The task:
Each line that holds the word "icon" should be returned.

Dataset excerpts:
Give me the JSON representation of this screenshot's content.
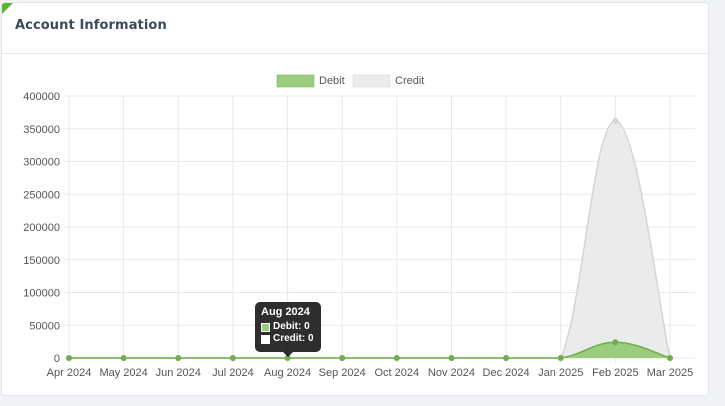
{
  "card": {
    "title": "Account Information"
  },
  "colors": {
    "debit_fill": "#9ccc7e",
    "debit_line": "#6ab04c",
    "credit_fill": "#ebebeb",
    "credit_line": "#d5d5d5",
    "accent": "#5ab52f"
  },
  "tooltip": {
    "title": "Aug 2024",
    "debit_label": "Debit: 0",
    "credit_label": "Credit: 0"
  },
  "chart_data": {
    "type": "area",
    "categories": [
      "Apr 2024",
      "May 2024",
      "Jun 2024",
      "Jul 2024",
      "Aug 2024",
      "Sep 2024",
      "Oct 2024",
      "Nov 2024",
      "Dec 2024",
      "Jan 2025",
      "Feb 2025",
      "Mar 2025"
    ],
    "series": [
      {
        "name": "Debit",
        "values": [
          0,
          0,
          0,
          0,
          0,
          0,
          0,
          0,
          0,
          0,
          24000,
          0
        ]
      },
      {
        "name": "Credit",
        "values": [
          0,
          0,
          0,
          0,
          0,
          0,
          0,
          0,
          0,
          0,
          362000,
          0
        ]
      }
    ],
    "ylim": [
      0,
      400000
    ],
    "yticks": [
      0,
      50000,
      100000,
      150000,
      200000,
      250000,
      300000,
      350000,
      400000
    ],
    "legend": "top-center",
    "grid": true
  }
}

==

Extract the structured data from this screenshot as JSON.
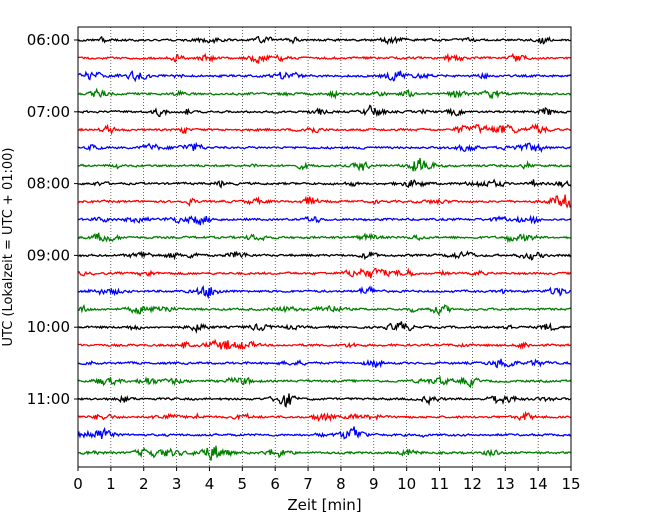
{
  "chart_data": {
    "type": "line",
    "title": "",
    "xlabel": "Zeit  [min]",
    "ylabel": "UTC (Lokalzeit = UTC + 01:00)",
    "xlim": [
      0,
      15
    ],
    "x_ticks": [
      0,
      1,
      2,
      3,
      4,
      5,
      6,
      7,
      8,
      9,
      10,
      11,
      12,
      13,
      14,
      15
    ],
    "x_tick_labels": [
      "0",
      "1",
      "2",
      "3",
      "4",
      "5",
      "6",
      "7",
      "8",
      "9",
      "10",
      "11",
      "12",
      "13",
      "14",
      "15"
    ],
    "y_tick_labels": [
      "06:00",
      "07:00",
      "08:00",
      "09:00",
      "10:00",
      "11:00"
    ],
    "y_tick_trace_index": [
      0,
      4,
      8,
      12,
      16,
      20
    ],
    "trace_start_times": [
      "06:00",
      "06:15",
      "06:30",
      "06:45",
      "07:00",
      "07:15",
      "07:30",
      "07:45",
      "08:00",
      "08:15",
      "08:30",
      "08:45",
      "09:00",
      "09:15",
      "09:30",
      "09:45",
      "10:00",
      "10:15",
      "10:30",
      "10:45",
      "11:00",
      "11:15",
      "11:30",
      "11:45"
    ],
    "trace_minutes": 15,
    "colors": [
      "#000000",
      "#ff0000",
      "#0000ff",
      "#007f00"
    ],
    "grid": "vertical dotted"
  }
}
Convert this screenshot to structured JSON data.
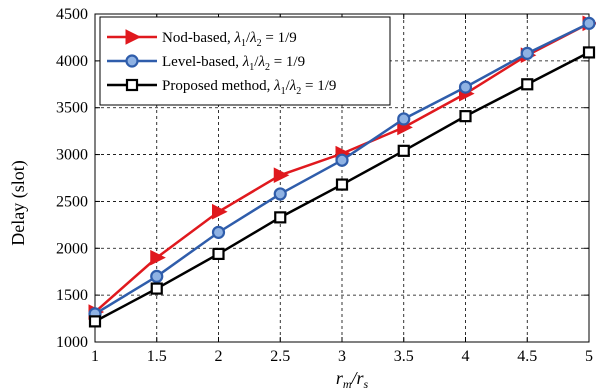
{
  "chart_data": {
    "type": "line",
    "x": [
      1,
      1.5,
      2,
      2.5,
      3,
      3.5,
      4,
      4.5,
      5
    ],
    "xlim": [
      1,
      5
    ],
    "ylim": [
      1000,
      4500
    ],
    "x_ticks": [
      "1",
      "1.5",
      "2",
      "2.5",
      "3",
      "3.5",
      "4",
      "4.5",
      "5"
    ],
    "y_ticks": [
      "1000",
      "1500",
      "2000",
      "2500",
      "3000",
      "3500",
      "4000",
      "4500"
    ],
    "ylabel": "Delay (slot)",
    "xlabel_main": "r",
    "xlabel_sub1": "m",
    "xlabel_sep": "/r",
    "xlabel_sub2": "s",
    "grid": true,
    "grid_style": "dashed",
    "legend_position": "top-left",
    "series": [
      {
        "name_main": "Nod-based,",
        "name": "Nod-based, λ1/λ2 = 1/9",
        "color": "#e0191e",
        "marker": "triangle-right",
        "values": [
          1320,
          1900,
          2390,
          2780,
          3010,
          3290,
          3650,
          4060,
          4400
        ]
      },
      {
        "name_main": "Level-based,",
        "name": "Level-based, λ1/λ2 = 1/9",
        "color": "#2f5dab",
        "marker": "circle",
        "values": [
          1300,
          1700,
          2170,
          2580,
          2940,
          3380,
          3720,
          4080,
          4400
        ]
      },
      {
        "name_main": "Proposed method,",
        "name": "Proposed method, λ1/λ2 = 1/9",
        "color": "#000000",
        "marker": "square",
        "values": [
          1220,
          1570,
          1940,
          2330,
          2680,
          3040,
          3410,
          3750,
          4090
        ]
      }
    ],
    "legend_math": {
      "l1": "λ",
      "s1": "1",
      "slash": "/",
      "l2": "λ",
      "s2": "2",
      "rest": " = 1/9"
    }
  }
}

==

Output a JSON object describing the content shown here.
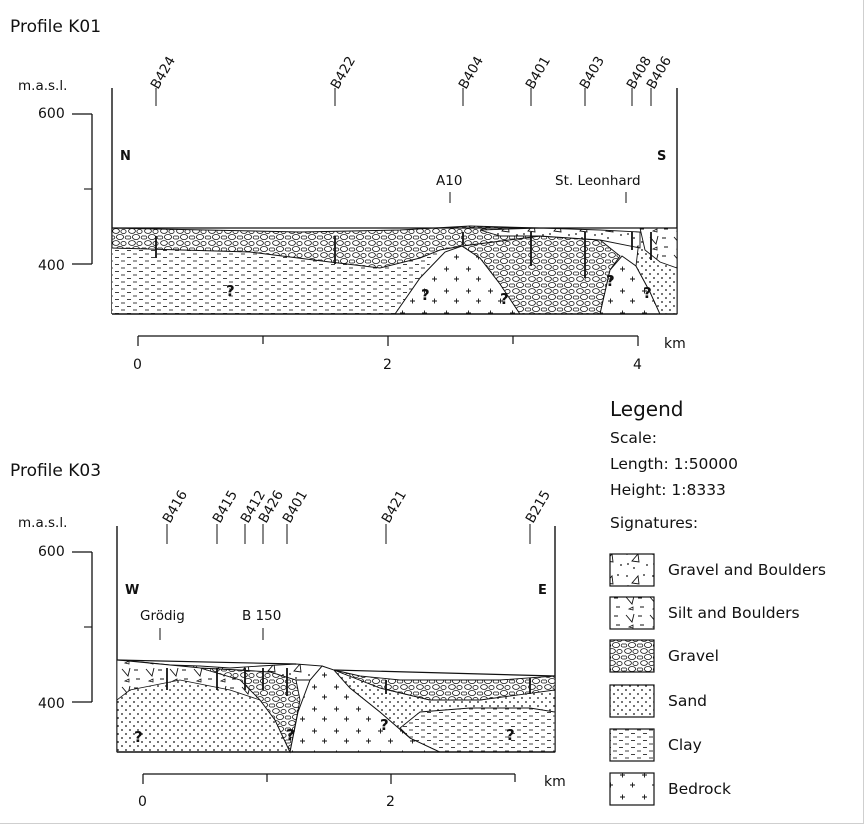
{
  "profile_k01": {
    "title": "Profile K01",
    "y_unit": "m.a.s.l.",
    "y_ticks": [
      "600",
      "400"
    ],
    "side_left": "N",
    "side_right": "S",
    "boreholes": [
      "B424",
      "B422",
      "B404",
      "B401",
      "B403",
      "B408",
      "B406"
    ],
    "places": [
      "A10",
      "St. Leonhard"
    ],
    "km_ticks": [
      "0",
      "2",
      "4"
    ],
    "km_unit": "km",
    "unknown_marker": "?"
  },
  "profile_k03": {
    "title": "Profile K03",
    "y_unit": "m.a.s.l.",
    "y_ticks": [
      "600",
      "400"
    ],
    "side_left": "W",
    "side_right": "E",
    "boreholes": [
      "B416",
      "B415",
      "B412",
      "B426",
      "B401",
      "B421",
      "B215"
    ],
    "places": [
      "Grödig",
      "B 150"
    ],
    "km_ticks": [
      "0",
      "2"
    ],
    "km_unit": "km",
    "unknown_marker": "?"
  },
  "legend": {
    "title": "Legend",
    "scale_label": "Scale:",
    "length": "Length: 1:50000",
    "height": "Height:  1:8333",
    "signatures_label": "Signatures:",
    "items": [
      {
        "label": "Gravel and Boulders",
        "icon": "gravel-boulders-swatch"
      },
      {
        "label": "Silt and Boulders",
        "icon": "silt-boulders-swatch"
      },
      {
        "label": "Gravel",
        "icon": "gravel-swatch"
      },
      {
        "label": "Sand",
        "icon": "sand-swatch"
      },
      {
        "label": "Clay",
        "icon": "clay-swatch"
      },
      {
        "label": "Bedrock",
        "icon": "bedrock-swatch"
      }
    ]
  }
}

Solution to this problem:
        "icon": "gravel-boulders-swatch"
        "icon": "silt-boulders-swatch"
        "icon": "gravel-swatch"
        "icon": "sand-swatch"
        "icon": "clay-swatch"
        "icon": "bedrock-swatch"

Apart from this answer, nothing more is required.